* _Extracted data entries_

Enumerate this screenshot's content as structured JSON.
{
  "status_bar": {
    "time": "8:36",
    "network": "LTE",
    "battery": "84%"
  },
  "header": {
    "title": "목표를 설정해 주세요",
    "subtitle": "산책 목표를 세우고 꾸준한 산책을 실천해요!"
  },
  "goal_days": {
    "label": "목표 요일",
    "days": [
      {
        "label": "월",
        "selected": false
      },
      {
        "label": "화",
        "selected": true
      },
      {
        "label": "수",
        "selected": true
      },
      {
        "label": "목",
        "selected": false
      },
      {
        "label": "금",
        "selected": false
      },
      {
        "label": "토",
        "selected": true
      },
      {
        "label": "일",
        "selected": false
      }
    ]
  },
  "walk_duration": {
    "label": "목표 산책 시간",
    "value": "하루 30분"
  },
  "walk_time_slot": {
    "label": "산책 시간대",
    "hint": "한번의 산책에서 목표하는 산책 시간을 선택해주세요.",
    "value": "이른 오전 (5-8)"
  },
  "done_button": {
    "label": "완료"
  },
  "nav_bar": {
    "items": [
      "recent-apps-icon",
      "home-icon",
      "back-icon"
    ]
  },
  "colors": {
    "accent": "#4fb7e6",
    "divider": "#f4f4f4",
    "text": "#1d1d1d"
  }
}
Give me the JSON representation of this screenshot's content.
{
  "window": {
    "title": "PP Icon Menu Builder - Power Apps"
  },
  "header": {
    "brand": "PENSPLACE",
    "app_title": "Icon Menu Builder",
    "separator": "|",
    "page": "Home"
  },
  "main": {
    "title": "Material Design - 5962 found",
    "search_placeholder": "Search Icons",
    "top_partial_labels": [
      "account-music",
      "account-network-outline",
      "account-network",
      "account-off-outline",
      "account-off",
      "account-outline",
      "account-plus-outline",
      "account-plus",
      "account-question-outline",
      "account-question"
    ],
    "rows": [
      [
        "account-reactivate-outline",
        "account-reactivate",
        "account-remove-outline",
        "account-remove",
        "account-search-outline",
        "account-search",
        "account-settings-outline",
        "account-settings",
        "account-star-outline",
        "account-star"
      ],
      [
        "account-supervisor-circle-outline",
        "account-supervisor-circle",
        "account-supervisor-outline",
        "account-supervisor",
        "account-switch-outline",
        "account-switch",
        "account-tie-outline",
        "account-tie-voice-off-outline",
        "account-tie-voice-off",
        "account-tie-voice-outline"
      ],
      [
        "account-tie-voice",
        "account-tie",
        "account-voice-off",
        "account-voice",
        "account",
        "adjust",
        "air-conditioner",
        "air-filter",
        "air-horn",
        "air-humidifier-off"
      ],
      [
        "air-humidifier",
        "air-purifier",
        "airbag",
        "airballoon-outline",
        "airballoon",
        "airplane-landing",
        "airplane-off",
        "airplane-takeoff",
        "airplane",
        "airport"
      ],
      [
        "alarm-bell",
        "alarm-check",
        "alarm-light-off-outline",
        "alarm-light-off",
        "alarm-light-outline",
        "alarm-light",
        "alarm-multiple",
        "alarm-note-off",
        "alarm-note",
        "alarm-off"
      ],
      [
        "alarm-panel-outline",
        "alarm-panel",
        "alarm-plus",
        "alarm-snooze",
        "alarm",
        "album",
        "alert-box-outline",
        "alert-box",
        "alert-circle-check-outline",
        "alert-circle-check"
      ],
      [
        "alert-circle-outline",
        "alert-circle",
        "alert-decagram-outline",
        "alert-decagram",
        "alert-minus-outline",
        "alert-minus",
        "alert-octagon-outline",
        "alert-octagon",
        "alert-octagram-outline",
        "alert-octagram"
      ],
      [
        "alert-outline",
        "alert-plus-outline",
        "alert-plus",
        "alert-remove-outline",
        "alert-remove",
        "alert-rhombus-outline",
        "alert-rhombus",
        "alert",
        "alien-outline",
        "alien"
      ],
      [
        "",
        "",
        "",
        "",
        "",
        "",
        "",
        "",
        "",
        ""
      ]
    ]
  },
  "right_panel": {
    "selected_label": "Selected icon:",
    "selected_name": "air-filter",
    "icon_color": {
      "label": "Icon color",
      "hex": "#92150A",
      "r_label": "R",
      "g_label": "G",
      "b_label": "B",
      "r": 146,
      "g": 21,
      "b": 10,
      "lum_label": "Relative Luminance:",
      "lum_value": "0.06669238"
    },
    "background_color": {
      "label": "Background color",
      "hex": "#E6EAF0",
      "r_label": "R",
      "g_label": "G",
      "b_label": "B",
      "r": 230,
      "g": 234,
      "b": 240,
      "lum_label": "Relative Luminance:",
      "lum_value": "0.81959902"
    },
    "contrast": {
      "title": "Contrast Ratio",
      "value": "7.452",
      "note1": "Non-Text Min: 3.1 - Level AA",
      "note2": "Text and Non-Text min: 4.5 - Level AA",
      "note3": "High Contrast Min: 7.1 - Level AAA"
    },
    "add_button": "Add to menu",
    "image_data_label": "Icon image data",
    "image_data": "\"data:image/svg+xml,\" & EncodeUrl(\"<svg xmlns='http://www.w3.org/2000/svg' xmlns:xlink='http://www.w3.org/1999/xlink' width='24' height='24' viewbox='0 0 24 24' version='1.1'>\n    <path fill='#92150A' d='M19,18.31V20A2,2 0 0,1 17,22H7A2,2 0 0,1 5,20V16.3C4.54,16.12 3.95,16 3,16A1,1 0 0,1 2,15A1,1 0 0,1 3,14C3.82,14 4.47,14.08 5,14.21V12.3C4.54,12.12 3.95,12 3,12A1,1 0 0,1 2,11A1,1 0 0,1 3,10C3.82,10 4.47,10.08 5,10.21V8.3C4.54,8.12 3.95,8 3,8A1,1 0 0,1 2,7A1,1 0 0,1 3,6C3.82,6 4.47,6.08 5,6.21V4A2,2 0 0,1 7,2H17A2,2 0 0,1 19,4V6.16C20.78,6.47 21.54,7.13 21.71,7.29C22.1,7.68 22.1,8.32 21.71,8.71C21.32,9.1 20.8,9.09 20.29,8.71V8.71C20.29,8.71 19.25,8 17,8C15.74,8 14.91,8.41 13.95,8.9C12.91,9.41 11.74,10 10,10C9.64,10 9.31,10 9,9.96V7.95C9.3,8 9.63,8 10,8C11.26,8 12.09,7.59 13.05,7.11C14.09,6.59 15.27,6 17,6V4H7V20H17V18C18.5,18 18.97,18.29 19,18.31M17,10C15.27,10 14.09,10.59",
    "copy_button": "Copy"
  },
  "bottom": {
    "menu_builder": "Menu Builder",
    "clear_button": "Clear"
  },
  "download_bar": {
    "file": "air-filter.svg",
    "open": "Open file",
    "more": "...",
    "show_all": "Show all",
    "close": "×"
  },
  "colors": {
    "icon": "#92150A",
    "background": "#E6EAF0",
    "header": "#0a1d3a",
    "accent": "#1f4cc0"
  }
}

* _Stated goal_
Output the full listing without altering anything.

* _Task response_
Enumerate this screenshot's content as structured JSON.
{
  "status_bar": {
    "time": "8:36",
    "network": "LTE",
    "battery": "84%"
  },
  "header": {
    "title": "목표를 설정해 주세요",
    "subtitle": "산책 목표를 세우고 꾸준한 산책을 실천해요!"
  },
  "goal_days": {
    "label": "목표 요일",
    "days": [
      {
        "label": "월",
        "selected": false
      },
      {
        "label": "화",
        "selected": true
      },
      {
        "label": "수",
        "selected": true
      },
      {
        "label": "목",
        "selected": false
      },
      {
        "label": "금",
        "selected": false
      },
      {
        "label": "토",
        "selected": true
      },
      {
        "label": "일",
        "selected": false
      }
    ]
  },
  "walk_duration": {
    "label": "목표 산책 시간",
    "value": "하루 30분"
  },
  "walk_time_slot": {
    "label": "산책 시간대",
    "hint": "한번의 산책에서 목표하는 산책 시간을 선택해주세요.",
    "value": "이른 오전 (5-8)"
  },
  "done_button": {
    "label": "완료"
  },
  "nav_bar": {
    "items": [
      "recent-apps-icon",
      "home-icon",
      "back-icon"
    ]
  },
  "colors": {
    "accent": "#4fb7e6",
    "divider": "#f4f4f4",
    "text": "#1d1d1d"
  }
}
Give me the JSON representation of this screenshot's content.
{
  "window": {
    "title": "PP Icon Menu Builder - Power Apps"
  },
  "header": {
    "brand": "PENSPLACE",
    "app_title": "Icon Menu Builder",
    "separator": "|",
    "page": "Home"
  },
  "main": {
    "title": "Material Design - 5962 found",
    "search_placeholder": "Search Icons",
    "top_partial_labels": [
      "account-music",
      "account-network-outline",
      "account-network",
      "account-off-outline",
      "account-off",
      "account-outline",
      "account-plus-outline",
      "account-plus",
      "account-question-outline",
      "account-question"
    ],
    "rows": [
      [
        "account-reactivate-outline",
        "account-reactivate",
        "account-remove-outline",
        "account-remove",
        "account-search-outline",
        "account-search",
        "account-settings-outline",
        "account-settings",
        "account-star-outline",
        "account-star"
      ],
      [
        "account-supervisor-circle-outline",
        "account-supervisor-circle",
        "account-supervisor-outline",
        "account-supervisor",
        "account-switch-outline",
        "account-switch",
        "account-tie-outline",
        "account-tie-voice-off-outline",
        "account-tie-voice-off",
        "account-tie-voice-outline"
      ],
      [
        "account-tie-voice",
        "account-tie",
        "account-voice-off",
        "account-voice",
        "account",
        "adjust",
        "air-conditioner",
        "air-filter",
        "air-horn",
        "air-humidifier-off"
      ],
      [
        "air-humidifier",
        "air-purifier",
        "airbag",
        "airballoon-outline",
        "airballoon",
        "airplane-landing",
        "airplane-off",
        "airplane-takeoff",
        "airplane",
        "airport"
      ],
      [
        "alarm-bell",
        "alarm-check",
        "alarm-light-off-outline",
        "alarm-light-off",
        "alarm-light-outline",
        "alarm-light",
        "alarm-multiple",
        "alarm-note-off",
        "alarm-note",
        "alarm-off"
      ],
      [
        "alarm-panel-outline",
        "alarm-panel",
        "alarm-plus",
        "alarm-snooze",
        "alarm",
        "album",
        "alert-box-outline",
        "alert-box",
        "alert-circle-check-outline",
        "alert-circle-check"
      ],
      [
        "alert-circle-outline",
        "alert-circle",
        "alert-decagram-outline",
        "alert-decagram",
        "alert-minus-outline",
        "alert-minus",
        "alert-octagon-outline",
        "alert-octagon",
        "alert-octagram-outline",
        "alert-octagram"
      ],
      [
        "alert-outline",
        "alert-plus-outline",
        "alert-plus",
        "alert-remove-outline",
        "alert-remove",
        "alert-rhombus-outline",
        "alert-rhombus",
        "alert",
        "alien-outline",
        "alien"
      ],
      [
        "",
        "",
        "",
        "",
        "",
        "",
        "",
        "",
        "",
        ""
      ]
    ]
  },
  "right_panel": {
    "selected_label": "Selected icon:",
    "selected_name": "air-filter",
    "icon_color": {
      "label": "Icon color",
      "hex": "#92150A",
      "r_label": "R",
      "g_label": "G",
      "b_label": "B",
      "r": 146,
      "g": 21,
      "b": 10,
      "lum_label": "Relative Luminance:",
      "lum_value": "0.06669238"
    },
    "background_color": {
      "label": "Background color",
      "hex": "#E6EAF0",
      "r_label": "R",
      "g_label": "G",
      "b_label": "B",
      "r": 230,
      "g": 234,
      "b": 240,
      "lum_label": "Relative Luminance:",
      "lum_value": "0.81959902"
    },
    "contrast": {
      "title": "Contrast Ratio",
      "value": "7.452",
      "note1": "Non-Text Min: 3.1 - Level AA",
      "note2": "Text and Non-Text min: 4.5 - Level AA",
      "note3": "High Contrast Min: 7.1 - Level AAA"
    },
    "add_button": "Add to menu",
    "image_data_label": "Icon image data",
    "image_data": "\"data:image/svg+xml,\" & EncodeUrl(\"<svg xmlns='http://www.w3.org/2000/svg' xmlns:xlink='http://www.w3.org/1999/xlink' width='24' height='24' viewbox='0 0 24 24' version='1.1'>\n    <path fill='#92150A' d='M19,18.31V20A2,2 0 0,1 17,22H7A2,2 0 0,1 5,20V16.3C4.54,16.12 3.95,16 3,16A1,1 0 0,1 2,15A1,1 0 0,1 3,14C3.82,14 4.47,14.08 5,14.21V12.3C4.54,12.12 3.95,12 3,12A1,1 0 0,1 2,11A1,1 0 0,1 3,10C3.82,10 4.47,10.08 5,10.21V8.3C4.54,8.12 3.95,8 3,8A1,1 0 0,1 2,7A1,1 0 0,1 3,6C3.82,6 4.47,6.08 5,6.21V4A2,2 0 0,1 7,2H17A2,2 0 0,1 19,4V6.16C20.78,6.47 21.54,7.13 21.71,7.29C22.1,7.68 22.1,8.32 21.71,8.71C21.32,9.1 20.8,9.09 20.29,8.71V8.71C20.29,8.71 19.25,8 17,8C15.74,8 14.91,8.41 13.95,8.9C12.91,9.41 11.74,10 10,10C9.64,10 9.31,10 9,9.96V7.95C9.3,8 9.63,8 10,8C11.26,8 12.09,7.59 13.05,7.11C14.09,6.59 15.27,6 17,6V4H7V20H17V18C18.5,18 18.97,18.29 19,18.31M17,10C15.27,10 14.09,10.59",
    "copy_button": "Copy"
  },
  "bottom": {
    "menu_builder": "Menu Builder",
    "clear_button": "Clear"
  },
  "download_bar": {
    "file": "air-filter.svg",
    "open": "Open file",
    "more": "...",
    "show_all": "Show all",
    "close": "×"
  },
  "colors": {
    "icon": "#92150A",
    "background": "#E6EAF0",
    "header": "#0a1d3a",
    "accent": "#1f4cc0"
  }
}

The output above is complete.